Tip surfing by XMAP215 differs notably from the behavior of the canonical plus end binding proteins (+TIPs), EB1 and CLIP-170. These three tip-binding proteins are often grouped together (Akhmanova and Hoogenraad, 2005; Slep and Vale, 2007) and it has been argued that they all share a common mechanism for altering microtubule dynamics (Slep and Vale, 2007). But EB1 and its fission yeast homolog Mal3p apparently track tips by treadmilling, not surfing (Tirnauer et al., 2002; Bieling et al., 2007), and they label only growing (not shortening) tips. Moreover, the fission yeast CLIP-170 homolog Tip1p does not track tips on its own, instead requiring Mal3p and a plus-end-directed kinesin motor, Tea2p, for this property (Bieling et al., 2007). Thus the autonomous tip surfing of XMAP215 suggests it is mechanistically distinct from the classic +TIPs.

Brouhard et al. also observed several other interesting properties of XMAP215. First, it forms a 1:1 complex with tubulin, even in the presence of excess tubulin. This 1:1 stoichiometry is supported by gel filtration, analytical ultracentrifugation, and single molecule fluorescence intensity measurements, and it matches the 1:1 binding of tubulin to the budding yeast XMAP215 homolog Stu2p (a dimer containing four TOG domains) (Al-Bassam, 2006). Second, like Stu2p, the elongated XMAP215 molecule undergoes a substantial compaction when it binds a tubulin dimer, possibly wrapping around the dimer. Third, XMAP215 molecules undergo one-dimensional diffusion on the microtubule lattice, a property reminiscent of several other proteins—such as Kif1A, MCAK, the Dam1/DASH complex—and expected to increase their rate of targeting to microtubule ends (Helenius et al., 2006). Fourth, in the absence of free tubulin, XMAP215 depolymerizes microtubules. This reversibility suggests that XMAP215 acts like a traditional catalyst, capable of promoting either assembly or disassembly by stabilizing a high energy transition state on the biochemical reaction pathway for tubulin addition.

※ ※ ※

Required work:
(a) From the passage on XMAP215, reproduce word for word the stretch from "Tip surfing by" through "the classic +TIPs.".
(b) In the passage on XMAP215, what does the fission yeast CLIP-170 homolog Tip1p need in order to track microtubule tips?
(c) List every method that the passage on XMAP215 cites as supporting the 1:1 stoichiometry of XMAP215 and tubulin.

Supplied information:
※ ※ ※

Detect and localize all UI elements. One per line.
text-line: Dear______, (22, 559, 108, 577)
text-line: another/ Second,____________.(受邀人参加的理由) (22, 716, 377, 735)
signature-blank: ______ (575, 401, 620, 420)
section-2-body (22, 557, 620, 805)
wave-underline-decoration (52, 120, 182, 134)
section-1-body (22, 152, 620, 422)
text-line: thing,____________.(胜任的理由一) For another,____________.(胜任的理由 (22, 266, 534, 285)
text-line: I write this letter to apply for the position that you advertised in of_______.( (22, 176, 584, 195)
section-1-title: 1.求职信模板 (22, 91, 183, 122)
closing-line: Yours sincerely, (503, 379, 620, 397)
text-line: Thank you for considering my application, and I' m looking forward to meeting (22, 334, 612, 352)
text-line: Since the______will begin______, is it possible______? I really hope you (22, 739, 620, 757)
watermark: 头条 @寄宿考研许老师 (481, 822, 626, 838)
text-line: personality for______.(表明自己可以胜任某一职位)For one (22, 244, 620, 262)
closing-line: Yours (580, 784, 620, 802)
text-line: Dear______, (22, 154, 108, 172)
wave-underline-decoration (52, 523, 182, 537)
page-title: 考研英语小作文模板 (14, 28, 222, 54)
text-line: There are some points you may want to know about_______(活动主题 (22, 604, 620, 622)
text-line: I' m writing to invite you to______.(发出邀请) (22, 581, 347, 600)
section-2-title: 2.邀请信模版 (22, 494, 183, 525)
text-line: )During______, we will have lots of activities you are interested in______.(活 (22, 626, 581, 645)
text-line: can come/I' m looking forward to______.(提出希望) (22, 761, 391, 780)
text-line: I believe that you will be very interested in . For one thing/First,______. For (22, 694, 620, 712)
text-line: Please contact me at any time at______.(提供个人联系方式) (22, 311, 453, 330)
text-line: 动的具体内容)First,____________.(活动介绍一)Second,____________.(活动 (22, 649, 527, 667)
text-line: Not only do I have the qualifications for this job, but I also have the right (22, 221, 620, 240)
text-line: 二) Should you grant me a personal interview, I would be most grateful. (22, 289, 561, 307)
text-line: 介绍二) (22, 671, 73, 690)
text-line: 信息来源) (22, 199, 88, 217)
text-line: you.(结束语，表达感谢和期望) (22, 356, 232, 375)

※ ※ ※

Answers below:
(a)
Tip surfing by XMAP215 differs notably from the behavior of the canonical plus end binding proteins (+TIPs), EB1 and CLIP-170. These three tip-binding proteins are often grouped together (Akhmanova and Hoogenraad, 2005; Slep and Vale, 2007) and it has been argued that they all share a common mechanism for altering microtubule dynamics (Slep and Vale, 2007). But EB1 and its fission yeast homolog Mal3p apparently track tips by treadmilling, not surfing (Tirnauer et al., 2002; Bieling et al., 2007), and they label only growing (not shortening) tips. Moreover, the fission yeast CLIP-170 homolog Tip1p does not track tips on its own, instead requiring Mal3p and a plus-end-directed kinesin motor, Tea2p, for this property (Bieling et al., 2007). Thus the autonomous tip surfing of XMAP215 suggests it is mechanistically distinct from the classic +TIPs.

(b) It needs Mal3p and a plus-end-directed kinesin motor, Tea2p.

(c)
- Gel filtration
- Analytical ultracentrifugation
- Single molecule fluorescence intensity measurements